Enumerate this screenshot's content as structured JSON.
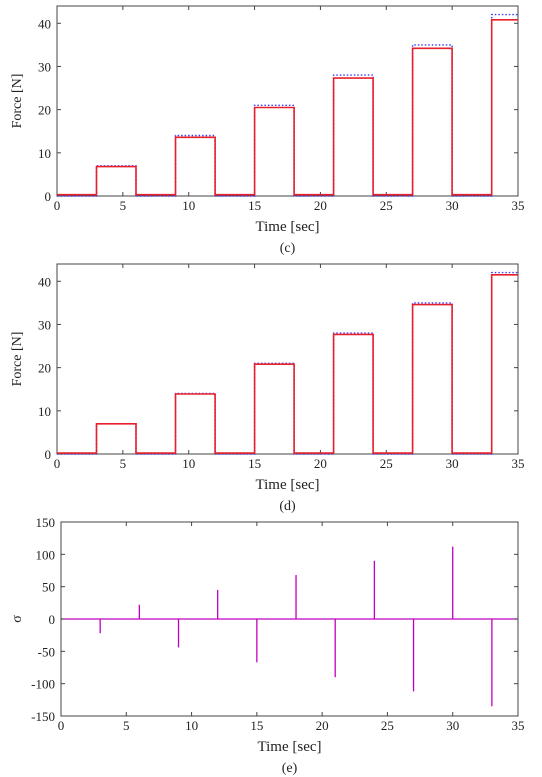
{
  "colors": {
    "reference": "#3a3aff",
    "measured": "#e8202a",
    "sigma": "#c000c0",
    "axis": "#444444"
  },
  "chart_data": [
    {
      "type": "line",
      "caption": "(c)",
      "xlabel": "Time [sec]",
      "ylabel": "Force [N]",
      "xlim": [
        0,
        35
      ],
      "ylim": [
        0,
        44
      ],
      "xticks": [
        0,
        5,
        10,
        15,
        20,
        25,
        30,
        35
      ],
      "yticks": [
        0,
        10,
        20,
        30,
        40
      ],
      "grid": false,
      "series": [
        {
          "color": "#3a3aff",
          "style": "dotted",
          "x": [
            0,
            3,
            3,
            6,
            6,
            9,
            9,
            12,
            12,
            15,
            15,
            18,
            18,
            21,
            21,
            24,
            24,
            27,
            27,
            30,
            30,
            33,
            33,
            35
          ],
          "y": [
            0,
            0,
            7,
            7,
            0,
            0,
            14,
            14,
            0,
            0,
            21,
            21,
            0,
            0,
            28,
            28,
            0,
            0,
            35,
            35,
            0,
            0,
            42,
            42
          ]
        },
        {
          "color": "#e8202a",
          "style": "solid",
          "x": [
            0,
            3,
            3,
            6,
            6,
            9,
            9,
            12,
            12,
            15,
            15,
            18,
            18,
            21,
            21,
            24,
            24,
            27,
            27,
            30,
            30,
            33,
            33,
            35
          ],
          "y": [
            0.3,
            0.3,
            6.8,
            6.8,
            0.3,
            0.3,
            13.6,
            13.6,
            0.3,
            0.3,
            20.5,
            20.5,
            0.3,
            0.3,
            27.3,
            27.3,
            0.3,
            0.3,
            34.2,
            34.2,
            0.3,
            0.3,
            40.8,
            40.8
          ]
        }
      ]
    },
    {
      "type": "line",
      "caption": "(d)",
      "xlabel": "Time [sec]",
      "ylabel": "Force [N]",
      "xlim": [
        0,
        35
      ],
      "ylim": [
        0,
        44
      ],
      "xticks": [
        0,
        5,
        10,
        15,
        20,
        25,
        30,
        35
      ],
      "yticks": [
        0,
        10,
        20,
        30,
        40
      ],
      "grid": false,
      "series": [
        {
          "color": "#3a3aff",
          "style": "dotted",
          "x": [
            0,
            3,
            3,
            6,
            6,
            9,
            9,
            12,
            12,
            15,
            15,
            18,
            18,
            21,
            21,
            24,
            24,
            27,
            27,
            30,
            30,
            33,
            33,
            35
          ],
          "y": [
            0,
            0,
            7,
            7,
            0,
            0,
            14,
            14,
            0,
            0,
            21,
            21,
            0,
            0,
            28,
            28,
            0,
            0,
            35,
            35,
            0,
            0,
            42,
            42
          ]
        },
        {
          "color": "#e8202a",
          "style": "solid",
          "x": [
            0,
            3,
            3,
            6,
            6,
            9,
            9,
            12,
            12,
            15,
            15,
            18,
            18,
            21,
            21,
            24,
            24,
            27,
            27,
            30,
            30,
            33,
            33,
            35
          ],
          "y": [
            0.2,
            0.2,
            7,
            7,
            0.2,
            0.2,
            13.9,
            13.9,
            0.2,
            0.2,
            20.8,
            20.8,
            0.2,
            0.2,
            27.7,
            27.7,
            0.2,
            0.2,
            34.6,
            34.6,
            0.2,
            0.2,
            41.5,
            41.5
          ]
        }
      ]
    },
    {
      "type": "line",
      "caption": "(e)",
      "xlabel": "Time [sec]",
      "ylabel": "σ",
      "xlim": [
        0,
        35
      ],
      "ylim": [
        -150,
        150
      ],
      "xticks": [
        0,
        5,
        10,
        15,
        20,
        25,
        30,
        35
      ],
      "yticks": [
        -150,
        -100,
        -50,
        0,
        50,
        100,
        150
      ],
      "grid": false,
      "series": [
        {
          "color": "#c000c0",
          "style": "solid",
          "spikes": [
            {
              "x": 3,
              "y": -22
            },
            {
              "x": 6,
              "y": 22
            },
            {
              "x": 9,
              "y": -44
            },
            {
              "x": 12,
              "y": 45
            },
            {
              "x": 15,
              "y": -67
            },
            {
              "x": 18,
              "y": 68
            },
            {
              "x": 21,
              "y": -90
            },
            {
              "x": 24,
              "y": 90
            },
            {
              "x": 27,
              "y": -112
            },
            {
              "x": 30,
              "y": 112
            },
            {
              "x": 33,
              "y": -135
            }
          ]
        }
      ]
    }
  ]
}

##########

• **Aim of the exercise**: Copy out all of the data word for word. Do not carry over any picture.

• **Reply**:
Enumerate this screenshot's content as structured JSON.
{
  "colors": {
    "reference": "#3a3aff",
    "measured": "#e8202a",
    "sigma": "#c000c0",
    "axis": "#444444"
  },
  "chart_data": [
    {
      "type": "line",
      "caption": "(c)",
      "xlabel": "Time [sec]",
      "ylabel": "Force [N]",
      "xlim": [
        0,
        35
      ],
      "ylim": [
        0,
        44
      ],
      "xticks": [
        0,
        5,
        10,
        15,
        20,
        25,
        30,
        35
      ],
      "yticks": [
        0,
        10,
        20,
        30,
        40
      ],
      "grid": false,
      "series": [
        {
          "color": "#3a3aff",
          "style": "dotted",
          "x": [
            0,
            3,
            3,
            6,
            6,
            9,
            9,
            12,
            12,
            15,
            15,
            18,
            18,
            21,
            21,
            24,
            24,
            27,
            27,
            30,
            30,
            33,
            33,
            35
          ],
          "y": [
            0,
            0,
            7,
            7,
            0,
            0,
            14,
            14,
            0,
            0,
            21,
            21,
            0,
            0,
            28,
            28,
            0,
            0,
            35,
            35,
            0,
            0,
            42,
            42
          ]
        },
        {
          "color": "#e8202a",
          "style": "solid",
          "x": [
            0,
            3,
            3,
            6,
            6,
            9,
            9,
            12,
            12,
            15,
            15,
            18,
            18,
            21,
            21,
            24,
            24,
            27,
            27,
            30,
            30,
            33,
            33,
            35
          ],
          "y": [
            0.3,
            0.3,
            6.8,
            6.8,
            0.3,
            0.3,
            13.6,
            13.6,
            0.3,
            0.3,
            20.5,
            20.5,
            0.3,
            0.3,
            27.3,
            27.3,
            0.3,
            0.3,
            34.2,
            34.2,
            0.3,
            0.3,
            40.8,
            40.8
          ]
        }
      ]
    },
    {
      "type": "line",
      "caption": "(d)",
      "xlabel": "Time [sec]",
      "ylabel": "Force [N]",
      "xlim": [
        0,
        35
      ],
      "ylim": [
        0,
        44
      ],
      "xticks": [
        0,
        5,
        10,
        15,
        20,
        25,
        30,
        35
      ],
      "yticks": [
        0,
        10,
        20,
        30,
        40
      ],
      "grid": false,
      "series": [
        {
          "color": "#3a3aff",
          "style": "dotted",
          "x": [
            0,
            3,
            3,
            6,
            6,
            9,
            9,
            12,
            12,
            15,
            15,
            18,
            18,
            21,
            21,
            24,
            24,
            27,
            27,
            30,
            30,
            33,
            33,
            35
          ],
          "y": [
            0,
            0,
            7,
            7,
            0,
            0,
            14,
            14,
            0,
            0,
            21,
            21,
            0,
            0,
            28,
            28,
            0,
            0,
            35,
            35,
            0,
            0,
            42,
            42
          ]
        },
        {
          "color": "#e8202a",
          "style": "solid",
          "x": [
            0,
            3,
            3,
            6,
            6,
            9,
            9,
            12,
            12,
            15,
            15,
            18,
            18,
            21,
            21,
            24,
            24,
            27,
            27,
            30,
            30,
            33,
            33,
            35
          ],
          "y": [
            0.2,
            0.2,
            7,
            7,
            0.2,
            0.2,
            13.9,
            13.9,
            0.2,
            0.2,
            20.8,
            20.8,
            0.2,
            0.2,
            27.7,
            27.7,
            0.2,
            0.2,
            34.6,
            34.6,
            0.2,
            0.2,
            41.5,
            41.5
          ]
        }
      ]
    },
    {
      "type": "line",
      "caption": "(e)",
      "xlabel": "Time [sec]",
      "ylabel": "σ",
      "xlim": [
        0,
        35
      ],
      "ylim": [
        -150,
        150
      ],
      "xticks": [
        0,
        5,
        10,
        15,
        20,
        25,
        30,
        35
      ],
      "yticks": [
        -150,
        -100,
        -50,
        0,
        50,
        100,
        150
      ],
      "grid": false,
      "series": [
        {
          "color": "#c000c0",
          "style": "solid",
          "spikes": [
            {
              "x": 3,
              "y": -22
            },
            {
              "x": 6,
              "y": 22
            },
            {
              "x": 9,
              "y": -44
            },
            {
              "x": 12,
              "y": 45
            },
            {
              "x": 15,
              "y": -67
            },
            {
              "x": 18,
              "y": 68
            },
            {
              "x": 21,
              "y": -90
            },
            {
              "x": 24,
              "y": 90
            },
            {
              "x": 27,
              "y": -112
            },
            {
              "x": 30,
              "y": 112
            },
            {
              "x": 33,
              "y": -135
            }
          ]
        }
      ]
    }
  ]
}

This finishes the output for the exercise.